### Problem statement
Pictures stay out; everything else in the records below is copied exactly.

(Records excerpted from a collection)
· · · ·
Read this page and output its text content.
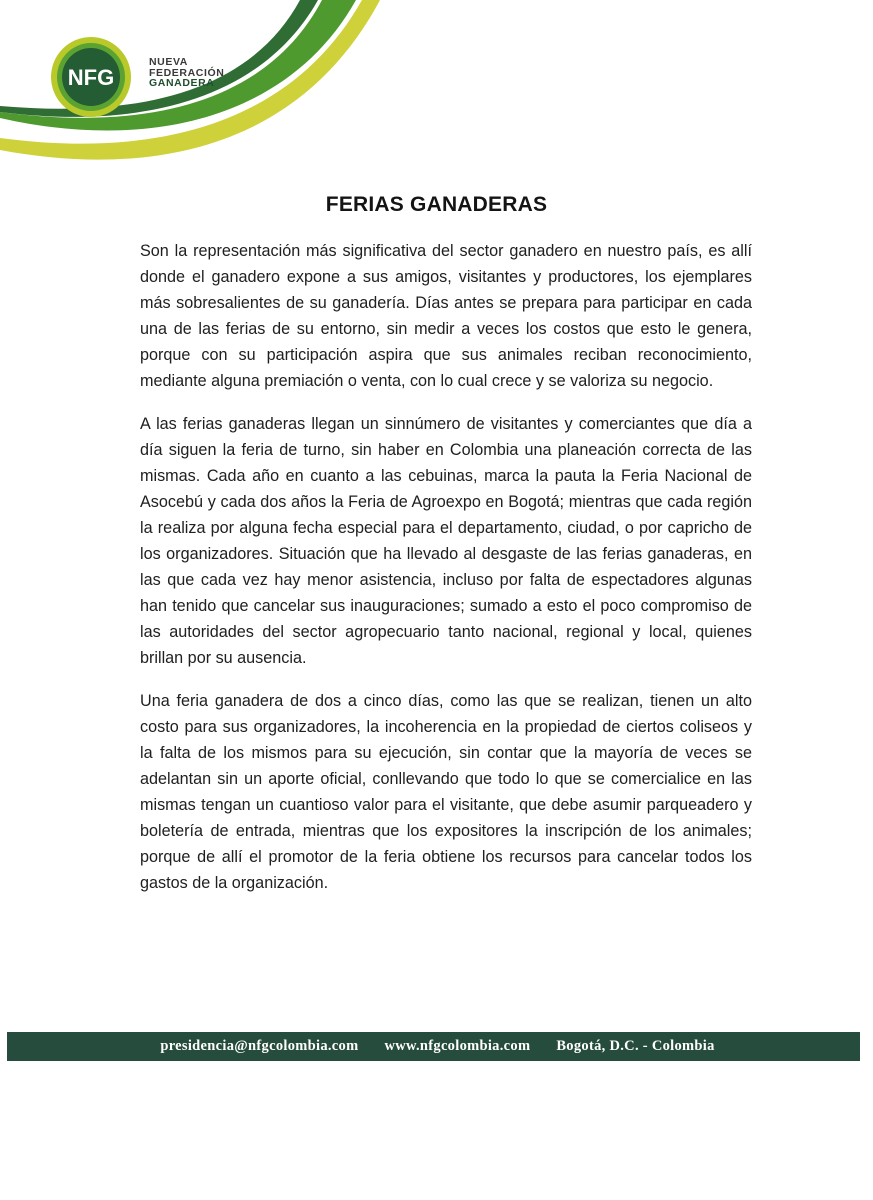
NFG
NUEVA
FEDERACIÓN
GANADERA
FERIAS GANADERAS

Son la representación más significativa del sector ganadero en nuestro país, es allí donde el ganadero expone a sus amigos, visitantes y productores, los ejemplares más sobresalientes de su ganadería. Días antes se prepara para participar en cada una de las ferias de su entorno, sin medir a veces los costos que esto le genera, porque con su participación aspira que sus animales reciban reconocimiento, mediante alguna premiación o venta, con lo cual crece y se valoriza su negocio.

A las ferias ganaderas llegan un sinnúmero de visitantes y comerciantes que día a día siguen la feria de turno, sin haber en Colombia una planeación correcta de las mismas. Cada año en cuanto a las cebuinas, marca la pauta la Feria Nacional de Asocebú y cada dos años la Feria de Agroexpo en Bogotá; mientras que cada región la realiza por alguna fecha especial para el departamento, ciudad, o por capricho de los organizadores. Situación que ha llevado al desgaste de las ferias ganaderas, en las que cada vez hay menor asistencia, incluso por falta de espectadores algunas han tenido que cancelar sus inauguraciones; sumado a esto el poco compromiso de las autoridades del sector agropecuario tanto nacional, regional y local, quienes brillan por su ausencia.

Una feria ganadera de dos a cinco días, como las que se realizan, tienen un alto costo para sus organizadores, la incoherencia en la propiedad de ciertos coliseos y la falta de los mismos para su ejecución, sin contar que la mayoría de veces se adelantan sin un aporte oficial, conllevando que todo lo que se comercialice en las mismas tengan un cuantioso valor para el visitante, que debe asumir parqueadero y boletería de entrada, mientras que los expositores la inscripción de los animales; porque de allí el promotor de la feria obtiene los recursos para cancelar todos los gastos de la organización.

presidencia@nfgcolombia.com www.nfgcolombia.com Bogotá, D.C. - Colombia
· · · ·
### The output
Read this page and output its text content.
NFG
NUEVA
FEDERACIÓN
GANADERA
FERIAS GANADERAS

Son la representación más significativa del sector ganadero en nuestro país, es allí donde el ganadero expone a sus amigos, visitantes y productores, los ejemplares más sobresalientes de su ganadería. Días antes se prepara para participar en cada una de las ferias de su entorno, sin medir a veces los costos que esto le genera, porque con su participación aspira que sus animales reciban reconocimiento, mediante alguna premiación o venta, con lo cual crece y se valoriza su negocio.

A las ferias ganaderas llegan un sinnúmero de visitantes y comerciantes que día a día siguen la feria de turno, sin haber en Colombia una planeación correcta de las mismas. Cada año en cuanto a las cebuinas, marca la pauta la Feria Nacional de Asocebú y cada dos años la Feria de Agroexpo en Bogotá; mientras que cada región la realiza por alguna fecha especial para el departamento, ciudad, o por capricho de los organizadores. Situación que ha llevado al desgaste de las ferias ganaderas, en las que cada vez hay menor asistencia, incluso por falta de espectadores algunas han tenido que cancelar sus inauguraciones; sumado a esto el poco compromiso de las autoridades del sector agropecuario tanto nacional, regional y local, quienes brillan por su ausencia.

Una feria ganadera de dos a cinco días, como las que se realizan, tienen un alto costo para sus organizadores, la incoherencia en la propiedad de ciertos coliseos y la falta de los mismos para su ejecución, sin contar que la mayoría de veces se adelantan sin un aporte oficial, conllevando que todo lo que se comercialice en las mismas tengan un cuantioso valor para el visitante, que debe asumir parqueadero y boletería de entrada, mientras que los expositores la inscripción de los animales; porque de allí el promotor de la feria obtiene los recursos para cancelar todos los gastos de la organización.

presidencia@nfgcolombia.com www.nfgcolombia.com Bogotá, D.C. - Colombia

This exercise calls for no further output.